[Dataset rows]
_ _ _ _ _
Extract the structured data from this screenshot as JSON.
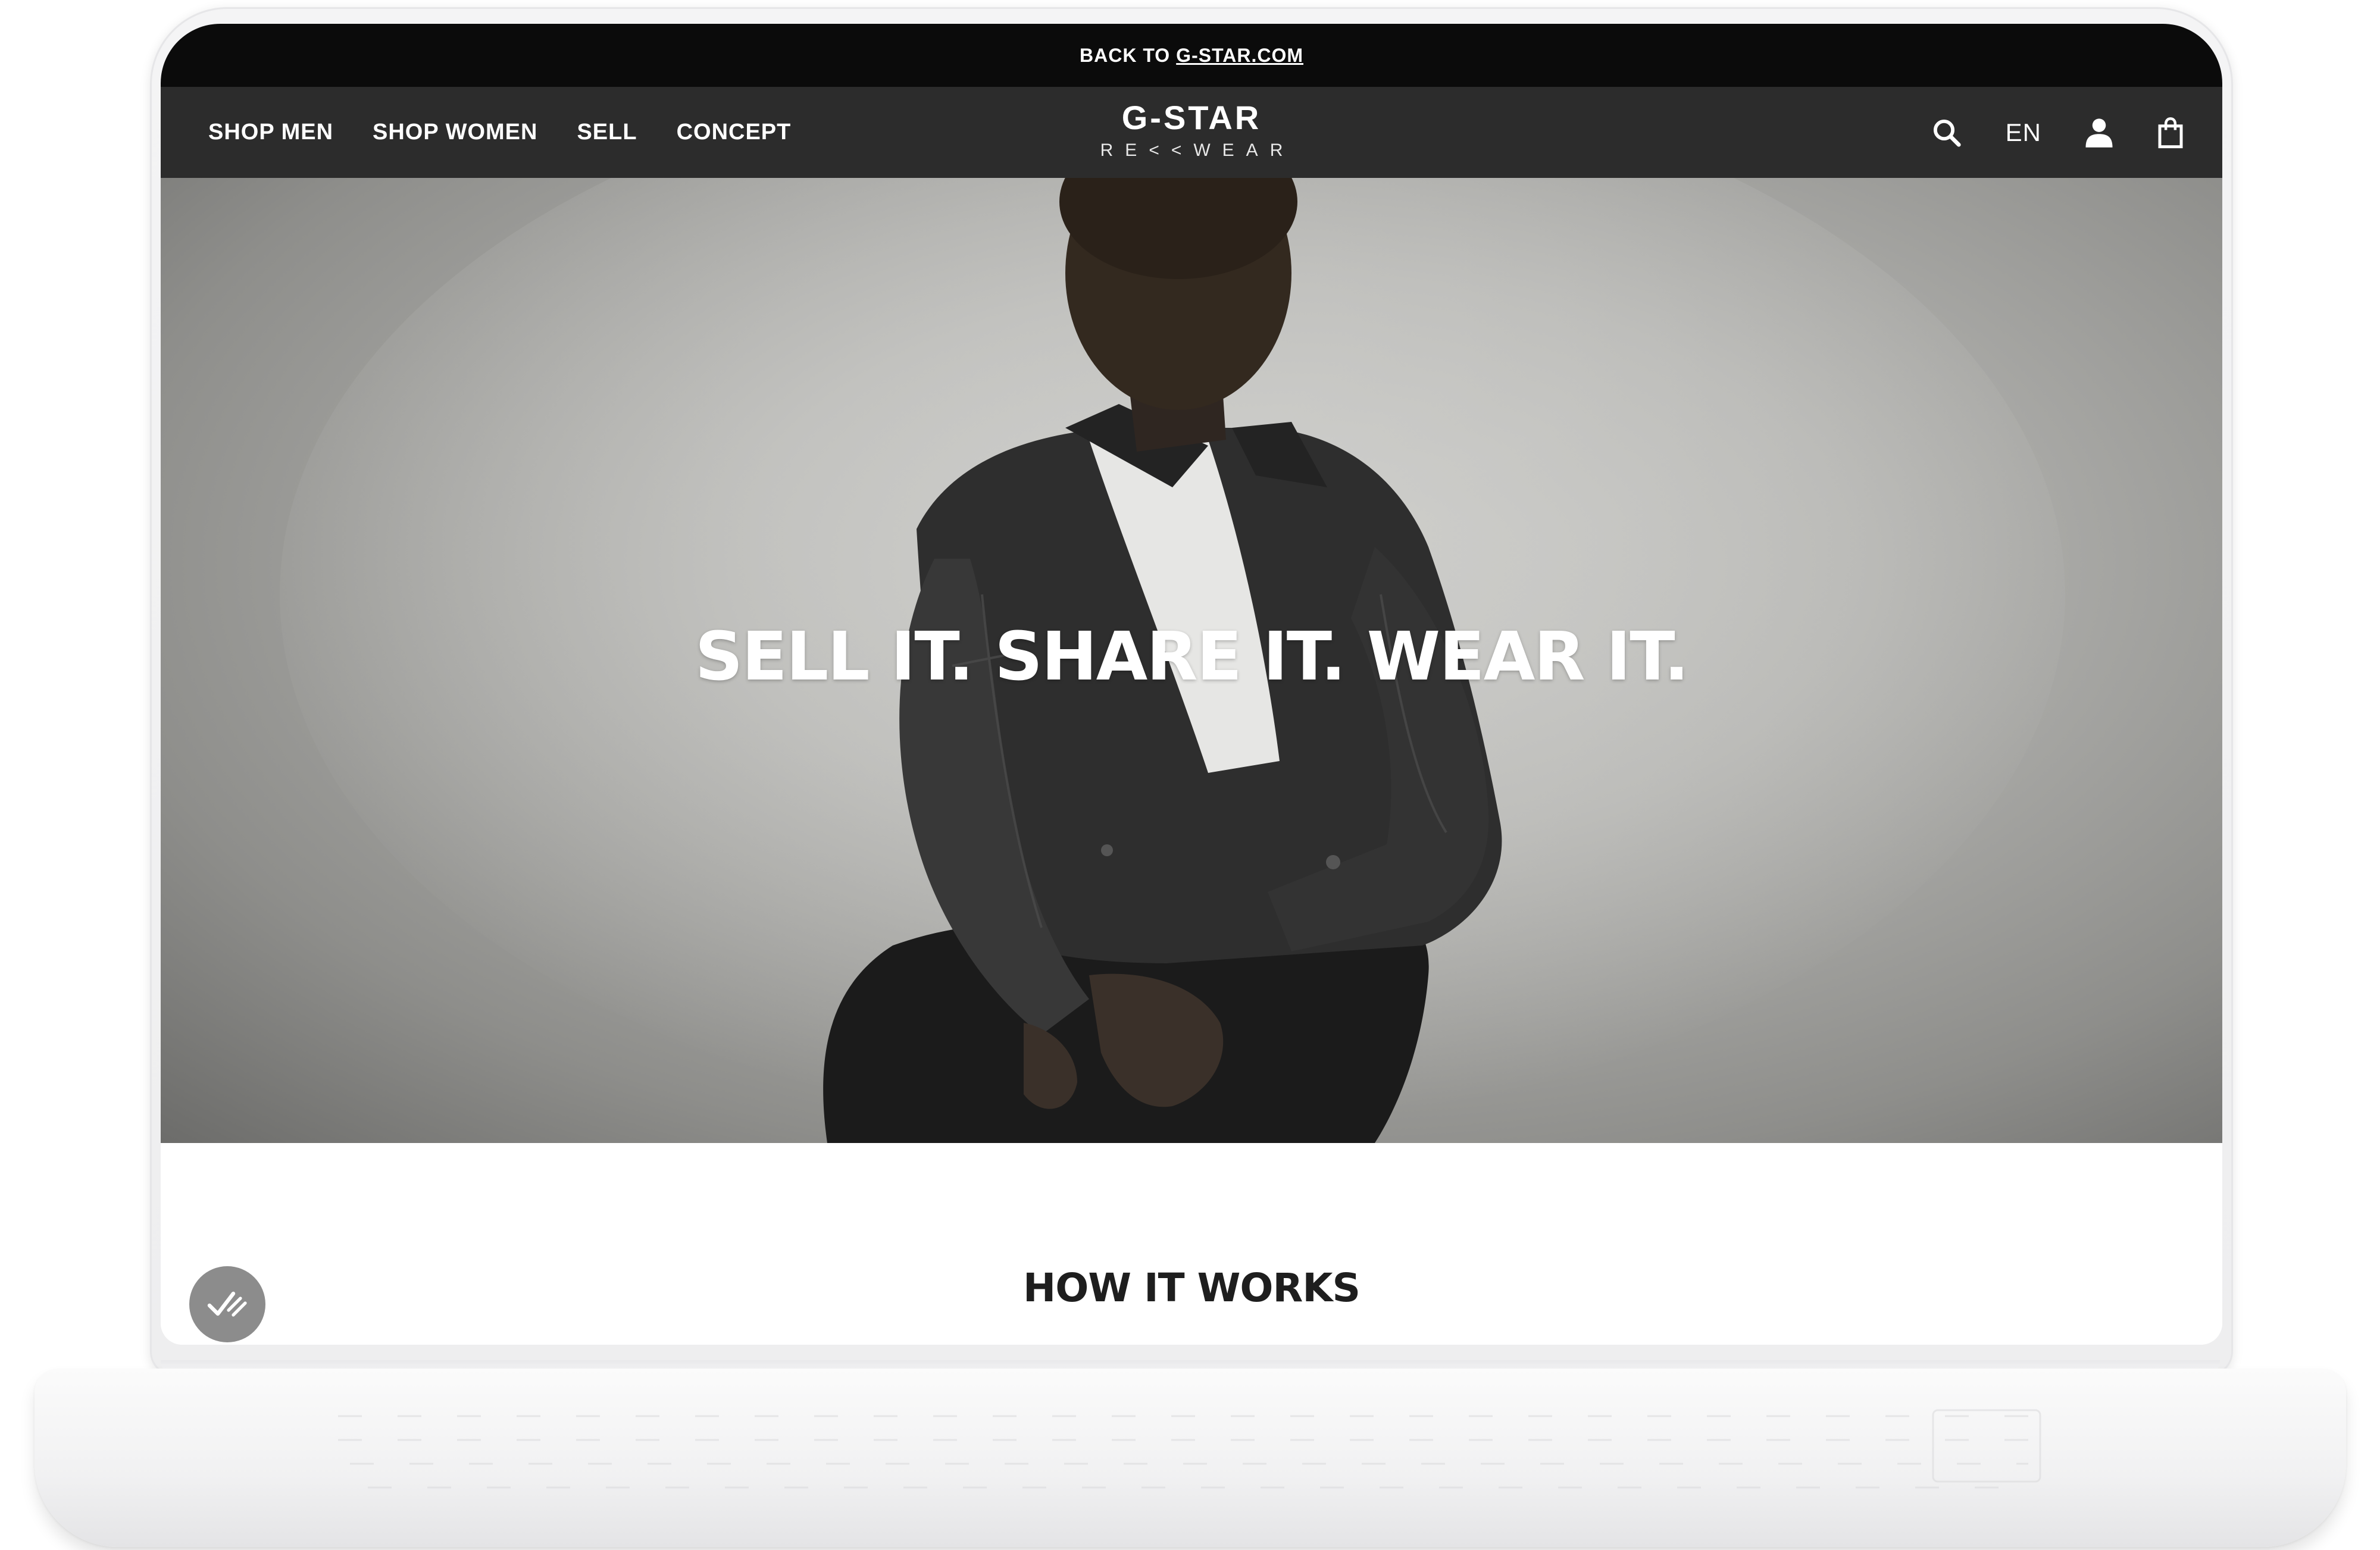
{
  "topbar": {
    "prefix": "BACK TO",
    "link": "G-STAR.COM"
  },
  "nav": {
    "items": [
      "SHOP MEN",
      "SHOP WOMEN",
      "SELL",
      "CONCEPT"
    ],
    "language": "EN",
    "icons": [
      "search-icon",
      "user-icon",
      "shopping-bag-icon"
    ]
  },
  "logo": {
    "main": "G-STAR",
    "sub": "RE<<WEAR"
  },
  "hero": {
    "headline": "SELL IT. SHARE IT. WEAR IT."
  },
  "section": {
    "title": "HOW IT WORKS"
  },
  "badge": {
    "icon": "checkmark-badge-icon"
  },
  "colors": {
    "topbar_bg": "#0b0b0b",
    "navbar_bg": "#2c2c2c",
    "hero_bg": "#b4b4b1",
    "badge_bg": "#8c8c8c"
  }
}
_ _ _ _ _
PROBLEM TO WORK ON: Exclude all images and restate the records above word for word.

REPLY:
Extract the structured data from this screenshot as JSON.
{
  "topbar": {
    "prefix": "BACK TO",
    "link": "G-STAR.COM"
  },
  "nav": {
    "items": [
      "SHOP MEN",
      "SHOP WOMEN",
      "SELL",
      "CONCEPT"
    ],
    "language": "EN",
    "icons": [
      "search-icon",
      "user-icon",
      "shopping-bag-icon"
    ]
  },
  "logo": {
    "main": "G-STAR",
    "sub": "RE<<WEAR"
  },
  "hero": {
    "headline": "SELL IT. SHARE IT. WEAR IT."
  },
  "section": {
    "title": "HOW IT WORKS"
  },
  "badge": {
    "icon": "checkmark-badge-icon"
  },
  "colors": {
    "topbar_bg": "#0b0b0b",
    "navbar_bg": "#2c2c2c",
    "hero_bg": "#b4b4b1",
    "badge_bg": "#8c8c8c"
  }
}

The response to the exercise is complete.